=== Saved entries ===
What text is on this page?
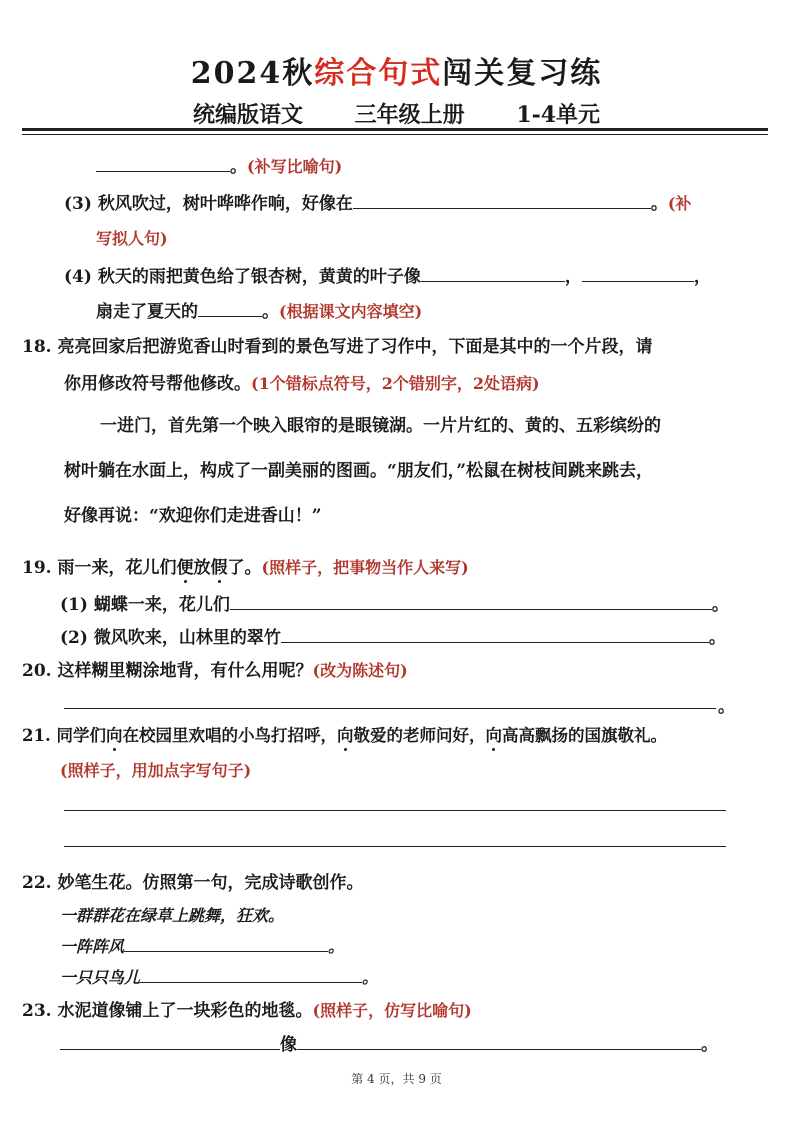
2024秋综合句式闯关复习练
统编版语文 三年级上册 1-4单元
。(补写比喻句)
(3) 秋风吹过，树叶哗哗作响，好像在	。(补
写拟人句)
(4) 秋天的雨把黄色给了银杏树，黄黄的叶子像	，	，
扇走了夏天的	。(根据课文内容填空)
18. 亮亮回家后把游览香山时看到的景色写进了习作中，下面是其中的一个片段，请
你用修改符号帮他修改。(1个错标点符号，2个错别字，2处语病)
一进门，首先第一个映入眼帘的是眼镜湖。一片片红的、黄的、五彩缤纷的
树叶躺在水面上，构成了一副美丽的图画。“朋友们，”松鼠在树枝间跳来跳去，
好像再说：“欢迎你们走进香山！”
19. 雨一来，花儿们便放假了。(照样子，把事物当作人来写)
(1) 蝴蝶一来，花儿们	。
(2) 微风吹来，山林里的翠竹	。
20. 这样糊里糊涂地背，有什么用呢？(改为陈述句)
。
21. 同学们向在校园里欢唱的小鸟打招呼，向敬爱的老师问好，向高高飘扬的国旗敬礼。
(照样子，用加点字写句子)
22. 妙笔生花。仿照第一句，完成诗歌创作。
一群群花在绿草上跳舞，狂欢。
一阵阵风	。
一只只鸟儿	。
23. 水泥道像铺上了一块彩色的地毯。(照样子，仿写比喻句)
像	。
第 4 页，共 9 页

=== AIM ===
Exclude the pictures and transcribe all of the entries exactly.

=== RESULT OF THE TASK ===
What text is on this page?
2024秋综合句式闯关复习练
统编版语文 三年级上册 1-4单元
。(补写比喻句)
(3) 秋风吹过，树叶哗哗作响，好像在	。(补
写拟人句)
(4) 秋天的雨把黄色给了银杏树，黄黄的叶子像	，	，
扇走了夏天的	。(根据课文内容填空)
18. 亮亮回家后把游览香山时看到的景色写进了习作中，下面是其中的一个片段，请
你用修改符号帮他修改。(1个错标点符号，2个错别字，2处语病)
一进门，首先第一个映入眼帘的是眼镜湖。一片片红的、黄的、五彩缤纷的
树叶躺在水面上，构成了一副美丽的图画。“朋友们，”松鼠在树枝间跳来跳去，
好像再说：“欢迎你们走进香山！”
19. 雨一来，花儿们便放假了。(照样子，把事物当作人来写)
(1) 蝴蝶一来，花儿们	。
(2) 微风吹来，山林里的翠竹	。
20. 这样糊里糊涂地背，有什么用呢？(改为陈述句)
。
21. 同学们向在校园里欢唱的小鸟打招呼，向敬爱的老师问好，向高高飘扬的国旗敬礼。
(照样子，用加点字写句子)
22. 妙笔生花。仿照第一句，完成诗歌创作。
一群群花在绿草上跳舞，狂欢。
一阵阵风	。
一只只鸟儿	。
23. 水泥道像铺上了一块彩色的地毯。(照样子，仿写比喻句)
像	。
第 4 页，共 9 页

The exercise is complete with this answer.